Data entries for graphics
· · · · · · ·
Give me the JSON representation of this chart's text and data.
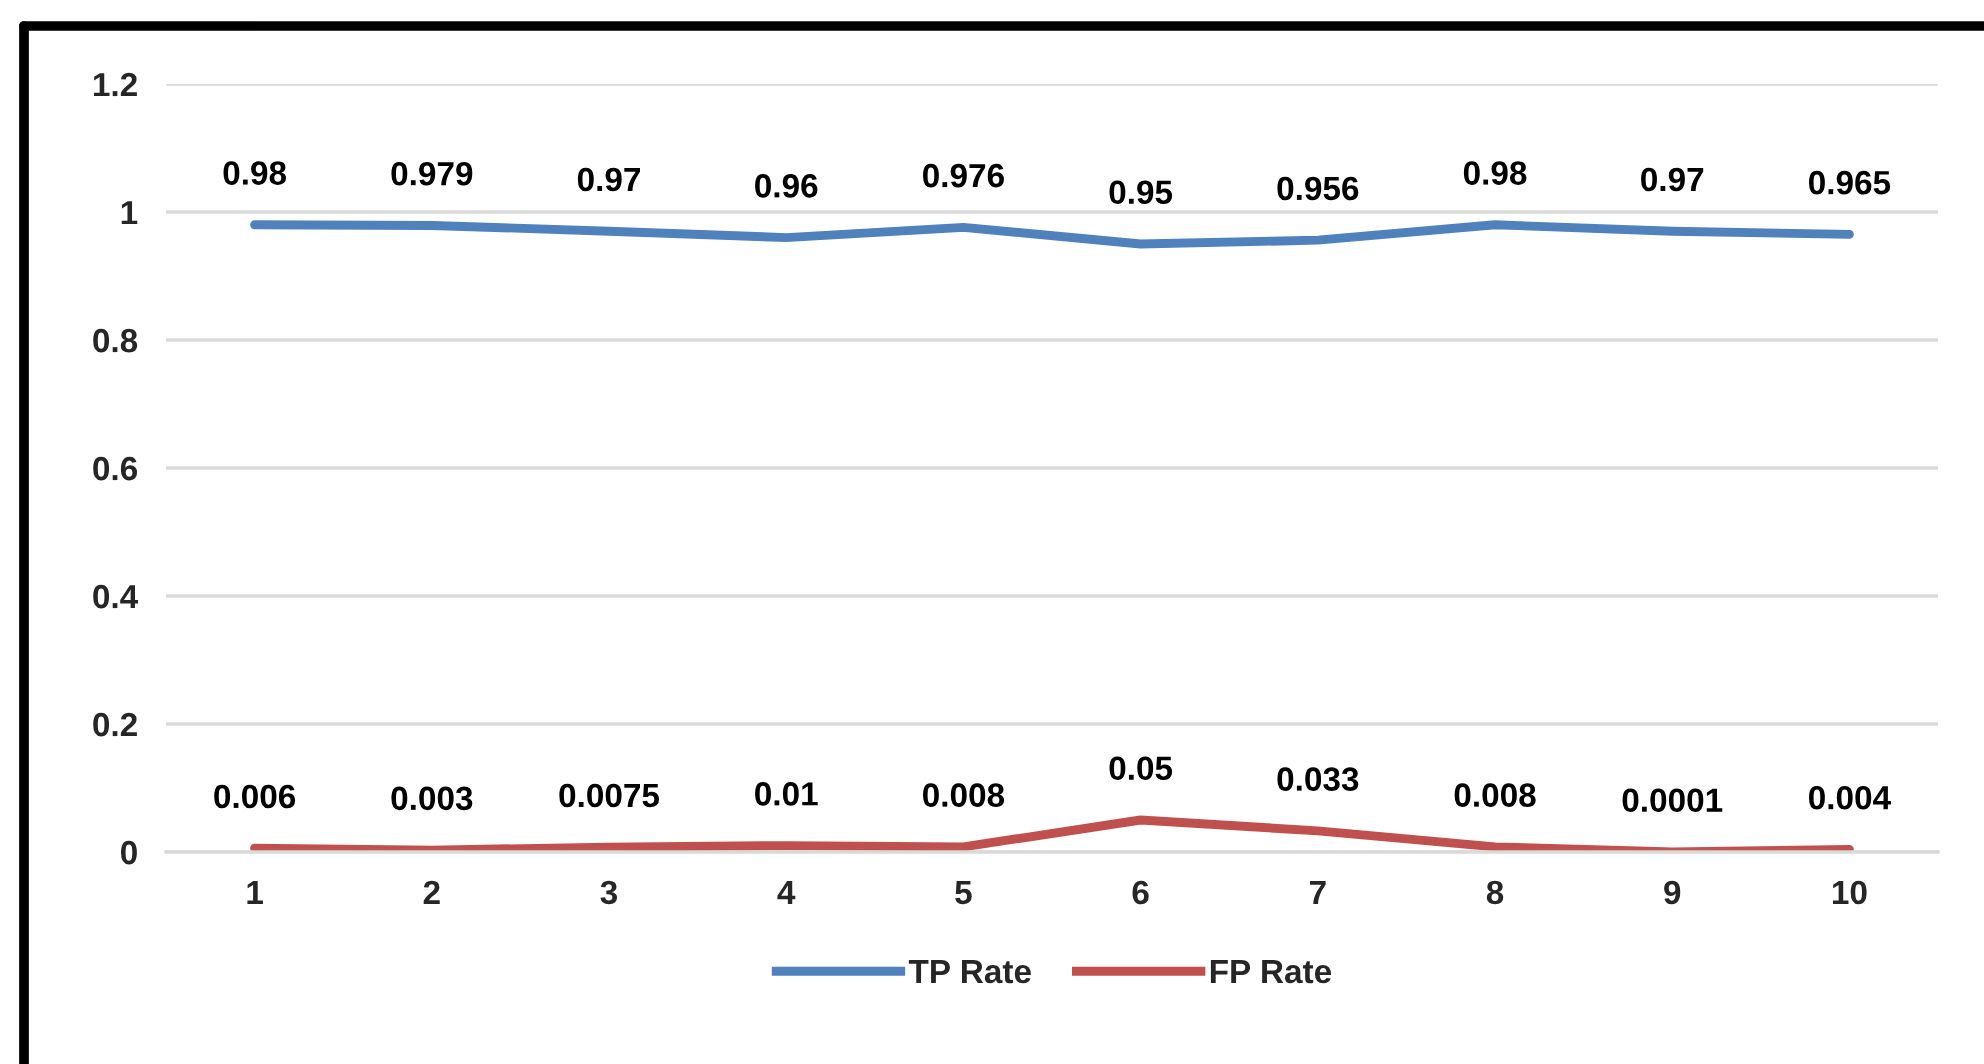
{
  "chart_data": {
    "type": "line",
    "categories": [
      "1",
      "2",
      "3",
      "4",
      "5",
      "6",
      "7",
      "8",
      "9",
      "10"
    ],
    "series": [
      {
        "name": "TP Rate",
        "color": "#4f81bd",
        "values": [
          0.98,
          0.979,
          0.97,
          0.96,
          0.976,
          0.95,
          0.956,
          0.98,
          0.97,
          0.965
        ]
      },
      {
        "name": "FP Rate",
        "color": "#c0504d",
        "values": [
          0.006,
          0.003,
          0.0075,
          0.01,
          0.008,
          0.05,
          0.033,
          0.008,
          0.0001,
          0.004
        ]
      }
    ],
    "ylim": [
      0,
      1.2
    ],
    "yticks": [
      0,
      0.2,
      0.4,
      0.6,
      0.8,
      1,
      1.2
    ],
    "grid": "y",
    "legend": "bottom",
    "data_labels": true,
    "marker": "none",
    "line_style": "solid"
  }
}
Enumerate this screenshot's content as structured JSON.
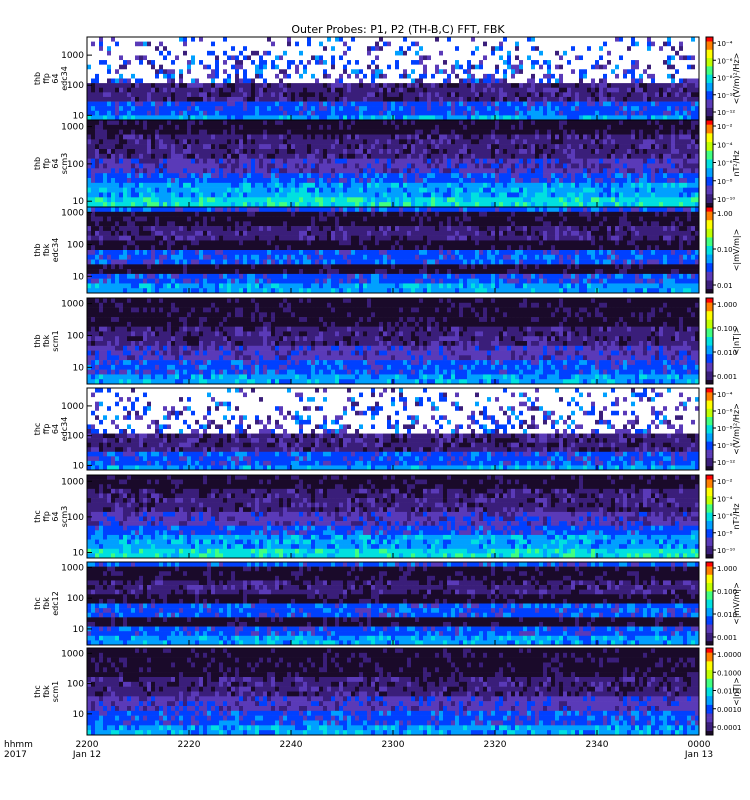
{
  "chart_data": {
    "type": "heatmap",
    "title": "Outer Probes: P1, P2 (TH-B,C) FFT, FBK",
    "x_axis": {
      "ticks": [
        "2200",
        "2220",
        "2240",
        "2300",
        "2320",
        "2340",
        "0000"
      ],
      "date_labels": [
        "Jan 12",
        "Jan 13"
      ],
      "row_labels": [
        "hhmm",
        "2017"
      ],
      "range": [
        "2017-01-12 22:00",
        "2017-01-13 00:00"
      ]
    },
    "y_scale": "log",
    "panels": [
      {
        "name": "thb ffp 64 edc34",
        "ylabel": [
          "thb",
          "ffp",
          "64",
          "edc34"
        ],
        "yticks": [
          "10",
          "100",
          "1000"
        ],
        "ylim": [
          7,
          4000
        ],
        "colorbar_label": "<(V/m)²/Hz>",
        "colorbar_ticks": [
          "10⁻⁴",
          "10⁻⁶",
          "10⁻⁸",
          "10⁻¹⁰",
          "10⁻¹²"
        ],
        "colorbar_range": [
          "1e-13",
          "1e-4"
        ]
      },
      {
        "name": "thb ffp 64 scm3",
        "ylabel": [
          "thb",
          "ffp",
          "64",
          "scm3"
        ],
        "yticks": [
          "10",
          "100",
          "1000"
        ],
        "ylim": [
          7,
          1500
        ],
        "colorbar_label": "nT²/Hz",
        "colorbar_ticks": [
          "10⁻²",
          "10⁻⁴",
          "10⁻⁶",
          "10⁻⁸",
          "10⁻¹⁰"
        ],
        "colorbar_range": [
          "1e-10",
          "1e-2"
        ]
      },
      {
        "name": "thb fbk edc34",
        "ylabel": [
          "thb",
          "fbk",
          "edc34"
        ],
        "yticks": [
          "10",
          "100",
          "1000"
        ],
        "ylim": [
          3,
          1500
        ],
        "colorbar_label": "<|mV/m|>",
        "colorbar_ticks": [
          "1.00",
          "0.10",
          "0.01"
        ],
        "colorbar_range": [
          "0.005",
          "2"
        ]
      },
      {
        "name": "thb fbk scm1",
        "ylabel": [
          "thb",
          "fbk",
          "scm1"
        ],
        "yticks": [
          "10",
          "100",
          "1000"
        ],
        "ylim": [
          3,
          1500
        ],
        "colorbar_label": "<|nT|>",
        "colorbar_ticks": [
          "1.000",
          "0.100",
          "0.010",
          "0.001"
        ],
        "colorbar_range": [
          "0.0005",
          "2"
        ]
      },
      {
        "name": "thc ffp 64 edc34",
        "ylabel": [
          "thc",
          "ffp",
          "64",
          "edc34"
        ],
        "yticks": [
          "10",
          "100",
          "1000"
        ],
        "ylim": [
          7,
          4000
        ],
        "colorbar_label": "<(V/m)²/Hz>",
        "colorbar_ticks": [
          "10⁻⁴",
          "10⁻⁶",
          "10⁻⁸",
          "10⁻¹⁰",
          "10⁻¹²"
        ],
        "colorbar_range": [
          "1e-13",
          "1e-4"
        ]
      },
      {
        "name": "thc ffp 64 scm3",
        "ylabel": [
          "thc",
          "ffp",
          "64",
          "scm3"
        ],
        "yticks": [
          "10",
          "100",
          "1000"
        ],
        "ylim": [
          7,
          1500
        ],
        "colorbar_label": "nT²/Hz",
        "colorbar_ticks": [
          "10⁻²",
          "10⁻⁴",
          "10⁻⁶",
          "10⁻⁸",
          "10⁻¹⁰"
        ],
        "colorbar_range": [
          "1e-10",
          "1e-2"
        ]
      },
      {
        "name": "thc fbk edc12",
        "ylabel": [
          "thc",
          "fbk",
          "edc12"
        ],
        "yticks": [
          "10",
          "100",
          "1000"
        ],
        "ylim": [
          3,
          1500
        ],
        "colorbar_label": "<|mV/m|>",
        "colorbar_ticks": [
          "1.000",
          "0.100",
          "0.010",
          "0.001"
        ],
        "colorbar_range": [
          "0.0005",
          "2"
        ]
      },
      {
        "name": "thc fbk scm1",
        "ylabel": [
          "thc",
          "fbk",
          "scm1"
        ],
        "yticks": [
          "10",
          "100",
          "1000"
        ],
        "ylim": [
          2,
          1500
        ],
        "colorbar_label": "<|nT|>",
        "colorbar_ticks": [
          "1.0000",
          "0.1000",
          "0.0100",
          "0.0010",
          "0.0001"
        ],
        "colorbar_range": [
          "0.00005",
          "2"
        ]
      }
    ],
    "colormap": [
      "#ffffff",
      "#1a0a2a",
      "#3a1e7a",
      "#5a3ab8",
      "#0040ff",
      "#00a0ff",
      "#00e0e0",
      "#40ff80",
      "#c0ff00",
      "#ffff00",
      "#ff8000",
      "#ff0000"
    ]
  }
}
· · · · · · ·
Task prompt: Copy out each line exactly, without the pictures.

Answer below:
Give me the JSON representation of this chart's text and data.
{
  "chart_data": {
    "type": "line",
    "categories": [
      "1",
      "2",
      "3",
      "4",
      "5",
      "6",
      "7",
      "8",
      "9",
      "10"
    ],
    "series": [
      {
        "name": "TP Rate",
        "color": "#4f81bd",
        "values": [
          0.98,
          0.979,
          0.97,
          0.96,
          0.976,
          0.95,
          0.956,
          0.98,
          0.97,
          0.965
        ]
      },
      {
        "name": "FP Rate",
        "color": "#c0504d",
        "values": [
          0.006,
          0.003,
          0.0075,
          0.01,
          0.008,
          0.05,
          0.033,
          0.008,
          0.0001,
          0.004
        ]
      }
    ],
    "ylim": [
      0,
      1.2
    ],
    "yticks": [
      0,
      0.2,
      0.4,
      0.6,
      0.8,
      1,
      1.2
    ],
    "grid": "y",
    "legend": "bottom",
    "data_labels": true,
    "marker": "none",
    "line_style": "solid"
  }
}
Enumerate this screenshot's content as structured JSON.
{
  "chart_data": {
    "type": "heatmap",
    "title": "Outer Probes: P1, P2 (TH-B,C) FFT, FBK",
    "x_axis": {
      "ticks": [
        "2200",
        "2220",
        "2240",
        "2300",
        "2320",
        "2340",
        "0000"
      ],
      "date_labels": [
        "Jan 12",
        "Jan 13"
      ],
      "row_labels": [
        "hhmm",
        "2017"
      ],
      "range": [
        "2017-01-12 22:00",
        "2017-01-13 00:00"
      ]
    },
    "y_scale": "log",
    "panels": [
      {
        "name": "thb ffp 64 edc34",
        "ylabel": [
          "thb",
          "ffp",
          "64",
          "edc34"
        ],
        "yticks": [
          "10",
          "100",
          "1000"
        ],
        "ylim": [
          7,
          4000
        ],
        "colorbar_label": "<(V/m)²/Hz>",
        "colorbar_ticks": [
          "10⁻⁴",
          "10⁻⁶",
          "10⁻⁸",
          "10⁻¹⁰",
          "10⁻¹²"
        ],
        "colorbar_range": [
          "1e-13",
          "1e-4"
        ]
      },
      {
        "name": "thb ffp 64 scm3",
        "ylabel": [
          "thb",
          "ffp",
          "64",
          "scm3"
        ],
        "yticks": [
          "10",
          "100",
          "1000"
        ],
        "ylim": [
          7,
          1500
        ],
        "colorbar_label": "nT²/Hz",
        "colorbar_ticks": [
          "10⁻²",
          "10⁻⁴",
          "10⁻⁶",
          "10⁻⁸",
          "10⁻¹⁰"
        ],
        "colorbar_range": [
          "1e-10",
          "1e-2"
        ]
      },
      {
        "name": "thb fbk edc34",
        "ylabel": [
          "thb",
          "fbk",
          "edc34"
        ],
        "yticks": [
          "10",
          "100",
          "1000"
        ],
        "ylim": [
          3,
          1500
        ],
        "colorbar_label": "<|mV/m|>",
        "colorbar_ticks": [
          "1.00",
          "0.10",
          "0.01"
        ],
        "colorbar_range": [
          "0.005",
          "2"
        ]
      },
      {
        "name": "thb fbk scm1",
        "ylabel": [
          "thb",
          "fbk",
          "scm1"
        ],
        "yticks": [
          "10",
          "100",
          "1000"
        ],
        "ylim": [
          3,
          1500
        ],
        "colorbar_label": "<|nT|>",
        "colorbar_ticks": [
          "1.000",
          "0.100",
          "0.010",
          "0.001"
        ],
        "colorbar_range": [
          "0.0005",
          "2"
        ]
      },
      {
        "name": "thc ffp 64 edc34",
        "ylabel": [
          "thc",
          "ffp",
          "64",
          "edc34"
        ],
        "yticks": [
          "10",
          "100",
          "1000"
        ],
        "ylim": [
          7,
          4000
        ],
        "colorbar_label": "<(V/m)²/Hz>",
        "colorbar_ticks": [
          "10⁻⁴",
          "10⁻⁶",
          "10⁻⁸",
          "10⁻¹⁰",
          "10⁻¹²"
        ],
        "colorbar_range": [
          "1e-13",
          "1e-4"
        ]
      },
      {
        "name": "thc ffp 64 scm3",
        "ylabel": [
          "thc",
          "ffp",
          "64",
          "scm3"
        ],
        "yticks": [
          "10",
          "100",
          "1000"
        ],
        "ylim": [
          7,
          1500
        ],
        "colorbar_label": "nT²/Hz",
        "colorbar_ticks": [
          "10⁻²",
          "10⁻⁴",
          "10⁻⁶",
          "10⁻⁸",
          "10⁻¹⁰"
        ],
        "colorbar_range": [
          "1e-10",
          "1e-2"
        ]
      },
      {
        "name": "thc fbk edc12",
        "ylabel": [
          "thc",
          "fbk",
          "edc12"
        ],
        "yticks": [
          "10",
          "100",
          "1000"
        ],
        "ylim": [
          3,
          1500
        ],
        "colorbar_label": "<|mV/m|>",
        "colorbar_ticks": [
          "1.000",
          "0.100",
          "0.010",
          "0.001"
        ],
        "colorbar_range": [
          "0.0005",
          "2"
        ]
      },
      {
        "name": "thc fbk scm1",
        "ylabel": [
          "thc",
          "fbk",
          "scm1"
        ],
        "yticks": [
          "10",
          "100",
          "1000"
        ],
        "ylim": [
          2,
          1500
        ],
        "colorbar_label": "<|nT|>",
        "colorbar_ticks": [
          "1.0000",
          "0.1000",
          "0.0100",
          "0.0010",
          "0.0001"
        ],
        "colorbar_range": [
          "0.00005",
          "2"
        ]
      }
    ],
    "colormap": [
      "#ffffff",
      "#1a0a2a",
      "#3a1e7a",
      "#5a3ab8",
      "#0040ff",
      "#00a0ff",
      "#00e0e0",
      "#40ff80",
      "#c0ff00",
      "#ffff00",
      "#ff8000",
      "#ff0000"
    ]
  }
}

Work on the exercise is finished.